● WHAT IS ASKED: Search the entries below. Return every line that has "составит" in it.

● MATERIAL FOR THIS EXERCISE:

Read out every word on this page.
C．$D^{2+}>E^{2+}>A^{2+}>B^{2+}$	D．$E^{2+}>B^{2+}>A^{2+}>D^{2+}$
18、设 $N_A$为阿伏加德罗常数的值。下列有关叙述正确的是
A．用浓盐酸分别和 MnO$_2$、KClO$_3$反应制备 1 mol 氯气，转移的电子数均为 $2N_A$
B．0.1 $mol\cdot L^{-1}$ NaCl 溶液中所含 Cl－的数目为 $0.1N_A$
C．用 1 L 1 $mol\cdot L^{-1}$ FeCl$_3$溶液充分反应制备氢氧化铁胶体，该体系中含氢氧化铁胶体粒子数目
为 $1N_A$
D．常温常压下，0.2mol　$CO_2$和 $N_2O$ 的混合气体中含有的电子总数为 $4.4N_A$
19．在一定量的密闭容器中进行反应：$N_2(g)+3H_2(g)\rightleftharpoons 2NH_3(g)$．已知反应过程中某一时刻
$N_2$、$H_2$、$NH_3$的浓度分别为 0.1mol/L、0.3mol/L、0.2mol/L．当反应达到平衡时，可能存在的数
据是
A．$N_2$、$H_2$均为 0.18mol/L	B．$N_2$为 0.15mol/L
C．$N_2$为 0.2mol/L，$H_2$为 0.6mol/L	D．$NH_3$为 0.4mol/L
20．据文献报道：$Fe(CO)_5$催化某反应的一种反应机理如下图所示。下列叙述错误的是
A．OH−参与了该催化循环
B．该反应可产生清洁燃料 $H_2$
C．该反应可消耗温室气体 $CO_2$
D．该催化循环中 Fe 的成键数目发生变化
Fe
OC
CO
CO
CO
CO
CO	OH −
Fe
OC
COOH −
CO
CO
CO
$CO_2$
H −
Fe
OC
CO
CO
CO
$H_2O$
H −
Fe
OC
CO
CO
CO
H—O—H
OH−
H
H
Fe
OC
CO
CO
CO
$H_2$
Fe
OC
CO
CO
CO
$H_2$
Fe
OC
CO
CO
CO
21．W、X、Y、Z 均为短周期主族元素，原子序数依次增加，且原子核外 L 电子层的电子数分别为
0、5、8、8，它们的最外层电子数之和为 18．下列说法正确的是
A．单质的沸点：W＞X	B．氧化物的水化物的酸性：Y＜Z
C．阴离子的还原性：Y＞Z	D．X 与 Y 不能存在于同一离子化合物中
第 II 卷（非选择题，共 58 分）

---

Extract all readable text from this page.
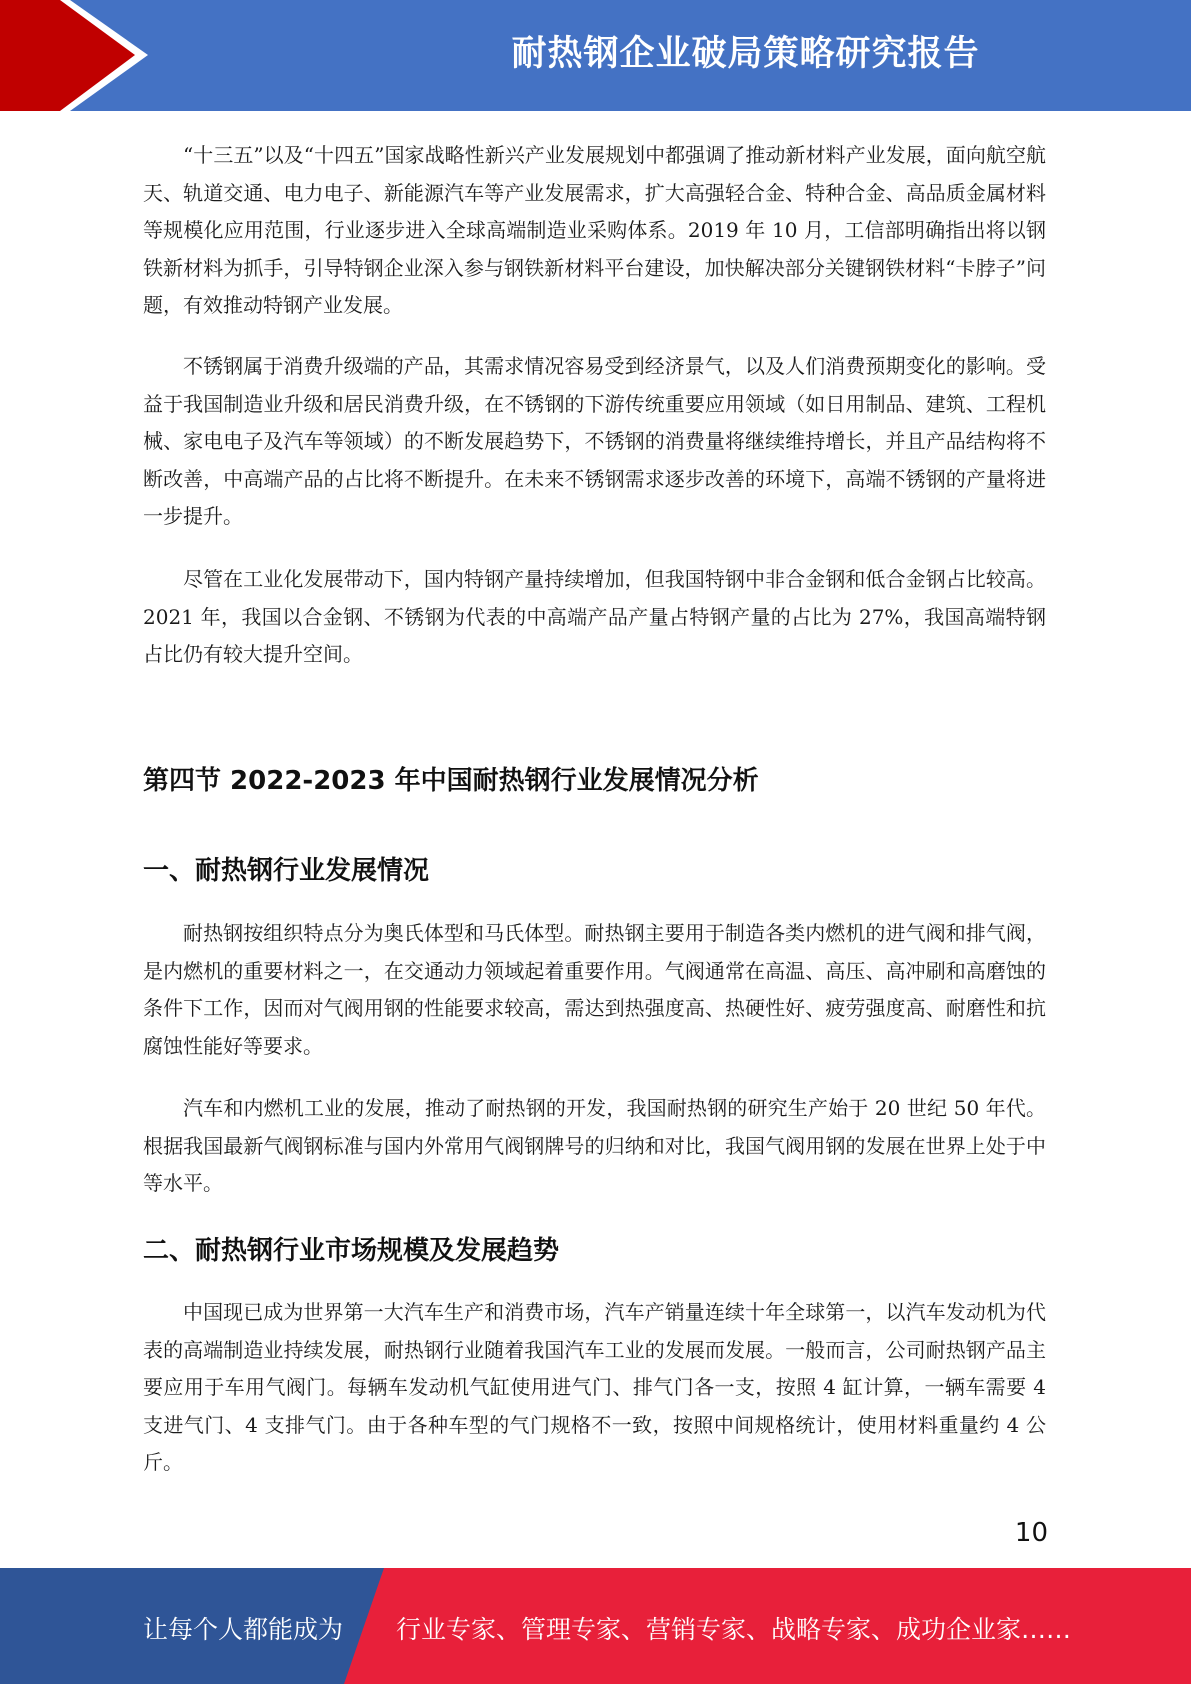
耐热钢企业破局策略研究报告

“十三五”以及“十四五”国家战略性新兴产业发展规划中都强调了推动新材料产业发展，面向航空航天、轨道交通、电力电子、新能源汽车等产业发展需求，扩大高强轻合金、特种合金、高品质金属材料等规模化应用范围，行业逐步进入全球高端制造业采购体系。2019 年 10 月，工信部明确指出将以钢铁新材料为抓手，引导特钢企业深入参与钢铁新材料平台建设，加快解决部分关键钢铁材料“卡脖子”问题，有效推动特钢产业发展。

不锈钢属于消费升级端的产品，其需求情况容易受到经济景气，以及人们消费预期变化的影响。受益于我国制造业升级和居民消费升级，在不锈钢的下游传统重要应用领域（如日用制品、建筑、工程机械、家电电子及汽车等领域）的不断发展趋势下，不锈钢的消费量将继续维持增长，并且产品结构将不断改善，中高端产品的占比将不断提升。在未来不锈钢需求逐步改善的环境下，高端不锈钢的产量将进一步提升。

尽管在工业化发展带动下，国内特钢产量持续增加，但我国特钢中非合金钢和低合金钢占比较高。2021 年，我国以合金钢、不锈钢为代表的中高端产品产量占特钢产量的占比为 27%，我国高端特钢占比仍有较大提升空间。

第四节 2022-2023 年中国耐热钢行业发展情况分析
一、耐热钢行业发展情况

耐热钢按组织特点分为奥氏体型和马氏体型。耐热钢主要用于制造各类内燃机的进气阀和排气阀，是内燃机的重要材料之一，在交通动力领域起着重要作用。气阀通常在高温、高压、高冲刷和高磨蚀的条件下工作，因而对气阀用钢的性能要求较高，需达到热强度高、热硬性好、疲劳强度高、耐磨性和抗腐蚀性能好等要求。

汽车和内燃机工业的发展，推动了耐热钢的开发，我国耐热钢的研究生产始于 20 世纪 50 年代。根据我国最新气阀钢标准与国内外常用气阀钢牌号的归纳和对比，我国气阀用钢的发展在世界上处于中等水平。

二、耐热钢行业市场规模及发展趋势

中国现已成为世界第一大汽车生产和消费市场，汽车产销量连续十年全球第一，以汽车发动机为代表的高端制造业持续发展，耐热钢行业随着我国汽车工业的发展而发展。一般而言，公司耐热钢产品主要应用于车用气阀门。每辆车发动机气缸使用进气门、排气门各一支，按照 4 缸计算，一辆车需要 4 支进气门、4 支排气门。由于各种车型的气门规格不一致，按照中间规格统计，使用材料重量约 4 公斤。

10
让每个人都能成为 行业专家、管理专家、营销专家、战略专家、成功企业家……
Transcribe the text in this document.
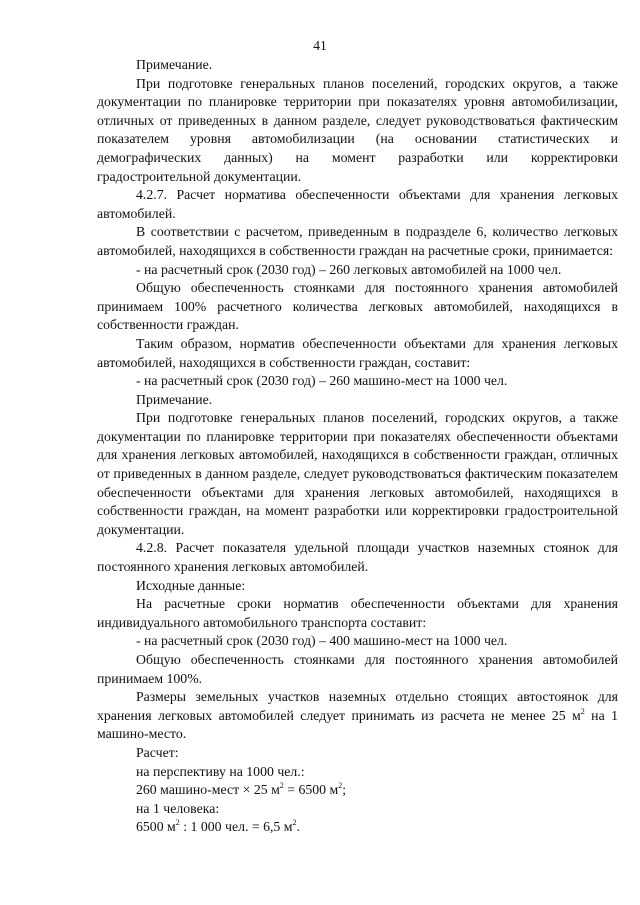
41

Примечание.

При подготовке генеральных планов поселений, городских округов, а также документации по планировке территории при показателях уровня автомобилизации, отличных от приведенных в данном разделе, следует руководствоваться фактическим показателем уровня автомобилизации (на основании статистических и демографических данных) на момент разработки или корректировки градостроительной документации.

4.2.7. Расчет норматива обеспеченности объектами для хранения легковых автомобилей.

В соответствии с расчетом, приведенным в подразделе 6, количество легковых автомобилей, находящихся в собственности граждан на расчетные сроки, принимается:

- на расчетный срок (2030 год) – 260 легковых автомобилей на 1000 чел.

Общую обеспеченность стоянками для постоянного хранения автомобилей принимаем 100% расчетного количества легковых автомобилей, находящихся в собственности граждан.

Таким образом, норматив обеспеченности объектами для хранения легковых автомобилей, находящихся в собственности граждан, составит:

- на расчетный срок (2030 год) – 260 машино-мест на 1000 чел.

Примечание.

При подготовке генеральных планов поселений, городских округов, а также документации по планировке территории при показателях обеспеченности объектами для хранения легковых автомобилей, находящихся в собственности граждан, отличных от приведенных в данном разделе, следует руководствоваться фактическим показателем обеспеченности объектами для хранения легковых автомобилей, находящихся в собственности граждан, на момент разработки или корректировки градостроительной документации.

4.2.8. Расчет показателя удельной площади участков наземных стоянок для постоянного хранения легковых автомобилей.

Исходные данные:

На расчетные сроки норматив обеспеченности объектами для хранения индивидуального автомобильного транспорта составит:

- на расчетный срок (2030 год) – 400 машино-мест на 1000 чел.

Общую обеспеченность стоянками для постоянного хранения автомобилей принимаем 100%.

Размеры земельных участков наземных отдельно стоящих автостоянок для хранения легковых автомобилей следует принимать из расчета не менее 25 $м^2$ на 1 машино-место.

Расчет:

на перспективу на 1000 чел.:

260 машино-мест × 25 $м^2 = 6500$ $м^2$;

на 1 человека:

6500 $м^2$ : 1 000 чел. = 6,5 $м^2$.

● SOLUTION FOR THIS TASK:
Таким образом, норматив обеспеченности объектами для хранения легковых автомобилей, находящихся в собственности граждан, составит:
На расчетные сроки норматив обеспеченности объектами для хранения индивидуального автомобильного транспорта составит:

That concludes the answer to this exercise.